**EXERCISE**
Transcribe every line exactly and omit anything that is a picture.

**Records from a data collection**
-----
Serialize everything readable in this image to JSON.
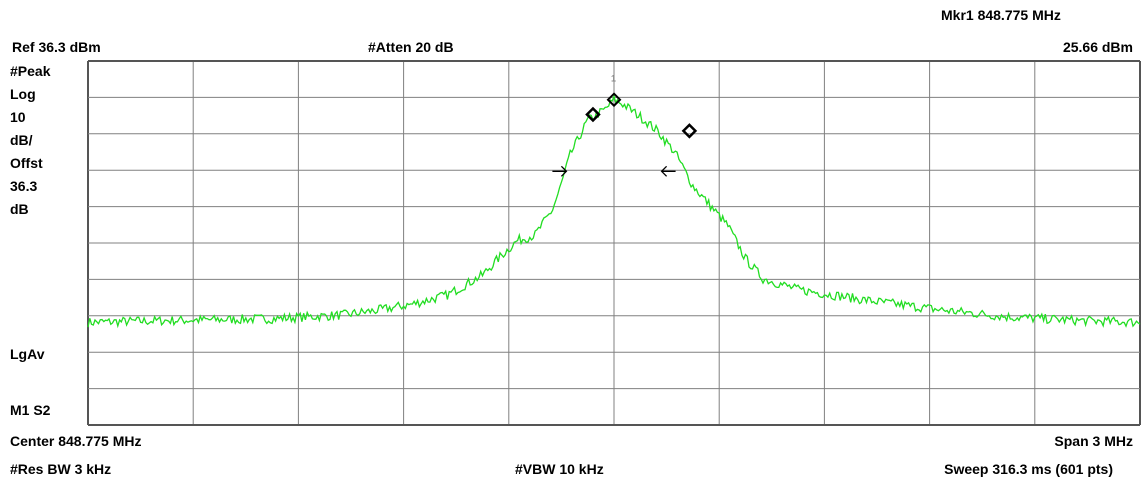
{
  "header": {
    "marker_label": "Mkr1  848.775 MHz",
    "ref_level": "Ref 36.3 dBm",
    "attenuation": "#Atten 20 dB",
    "marker_value": "25.66 dBm"
  },
  "side_labels": {
    "detector": "#Peak",
    "scale_type": "Log",
    "scale_value": "10",
    "scale_unit": "dB/",
    "offset_label": "Offst",
    "offset_value": "36.3",
    "offset_unit": "dB",
    "avg_mode": "LgAv",
    "marker_mode": "M1  S2"
  },
  "footer": {
    "center": "Center 848.775 MHz",
    "span": "Span 3 MHz",
    "res_bw": "#Res BW 3 kHz",
    "vbw": "#VBW 10 kHz",
    "sweep": "Sweep 316.3 ms (601 pts)"
  },
  "chart_data": {
    "type": "line",
    "x_unit": "MHz",
    "y_unit": "dBm",
    "xlim": [
      847.275,
      850.275
    ],
    "ylim": [
      -63.7,
      36.3
    ],
    "grid": true,
    "divisions": {
      "x": 10,
      "y": 10
    },
    "trace_color": "#22dd22",
    "grid_color": "#808080",
    "series": [
      {
        "x": [
          847.275,
          847.5,
          847.8,
          848.0,
          848.1,
          848.2,
          848.3,
          848.4,
          848.45,
          848.5,
          848.55,
          848.6,
          848.62,
          848.65,
          848.7,
          848.75,
          848.775,
          848.8,
          848.85,
          848.9,
          848.95,
          849.0,
          849.05,
          849.1,
          849.15,
          849.2,
          849.3,
          849.4,
          849.5,
          849.7,
          849.9,
          850.1,
          850.275
        ],
        "y": [
          -35.5,
          -35.0,
          -34.5,
          -33.5,
          -32.2,
          -30.5,
          -28.0,
          -22.5,
          -17.5,
          -13.0,
          -11.5,
          -4.5,
          1.0,
          10.5,
          20.0,
          23.0,
          25.66,
          24.5,
          21.0,
          17.0,
          11.0,
          2.0,
          -3.5,
          -9.0,
          -18.0,
          -23.5,
          -26.5,
          -28.0,
          -29.5,
          -32.0,
          -34.0,
          -35.0,
          -35.5
        ]
      }
    ],
    "markers": [
      {
        "label": "1",
        "x": 848.775,
        "y": 25.66
      }
    ],
    "bandwidth_markers": [
      {
        "x": 848.715,
        "y": 21.6
      },
      {
        "x": 848.99,
        "y": 17.1
      }
    ],
    "channel_edges": [
      {
        "x": 848.625,
        "arrow": "right",
        "y": 6.0
      },
      {
        "x": 848.925,
        "arrow": "left",
        "y": 6.0
      }
    ]
  }
}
-----
**ANSWER TO THIS TASK**
Serialize everything readable in this image to JSON.
{
  "header": {
    "marker_label": "Mkr1  848.775 MHz",
    "ref_level": "Ref 36.3 dBm",
    "attenuation": "#Atten 20 dB",
    "marker_value": "25.66 dBm"
  },
  "side_labels": {
    "detector": "#Peak",
    "scale_type": "Log",
    "scale_value": "10",
    "scale_unit": "dB/",
    "offset_label": "Offst",
    "offset_value": "36.3",
    "offset_unit": "dB",
    "avg_mode": "LgAv",
    "marker_mode": "M1  S2"
  },
  "footer": {
    "center": "Center 848.775 MHz",
    "span": "Span 3 MHz",
    "res_bw": "#Res BW 3 kHz",
    "vbw": "#VBW 10 kHz",
    "sweep": "Sweep 316.3 ms (601 pts)"
  },
  "chart_data": {
    "type": "line",
    "x_unit": "MHz",
    "y_unit": "dBm",
    "xlim": [
      847.275,
      850.275
    ],
    "ylim": [
      -63.7,
      36.3
    ],
    "grid": true,
    "divisions": {
      "x": 10,
      "y": 10
    },
    "trace_color": "#22dd22",
    "grid_color": "#808080",
    "series": [
      {
        "x": [
          847.275,
          847.5,
          847.8,
          848.0,
          848.1,
          848.2,
          848.3,
          848.4,
          848.45,
          848.5,
          848.55,
          848.6,
          848.62,
          848.65,
          848.7,
          848.75,
          848.775,
          848.8,
          848.85,
          848.9,
          848.95,
          849.0,
          849.05,
          849.1,
          849.15,
          849.2,
          849.3,
          849.4,
          849.5,
          849.7,
          849.9,
          850.1,
          850.275
        ],
        "y": [
          -35.5,
          -35.0,
          -34.5,
          -33.5,
          -32.2,
          -30.5,
          -28.0,
          -22.5,
          -17.5,
          -13.0,
          -11.5,
          -4.5,
          1.0,
          10.5,
          20.0,
          23.0,
          25.66,
          24.5,
          21.0,
          17.0,
          11.0,
          2.0,
          -3.5,
          -9.0,
          -18.0,
          -23.5,
          -26.5,
          -28.0,
          -29.5,
          -32.0,
          -34.0,
          -35.0,
          -35.5
        ]
      }
    ],
    "markers": [
      {
        "label": "1",
        "x": 848.775,
        "y": 25.66
      }
    ],
    "bandwidth_markers": [
      {
        "x": 848.715,
        "y": 21.6
      },
      {
        "x": 848.99,
        "y": 17.1
      }
    ],
    "channel_edges": [
      {
        "x": 848.625,
        "arrow": "right",
        "y": 6.0
      },
      {
        "x": 848.925,
        "arrow": "left",
        "y": 6.0
      }
    ]
  }
}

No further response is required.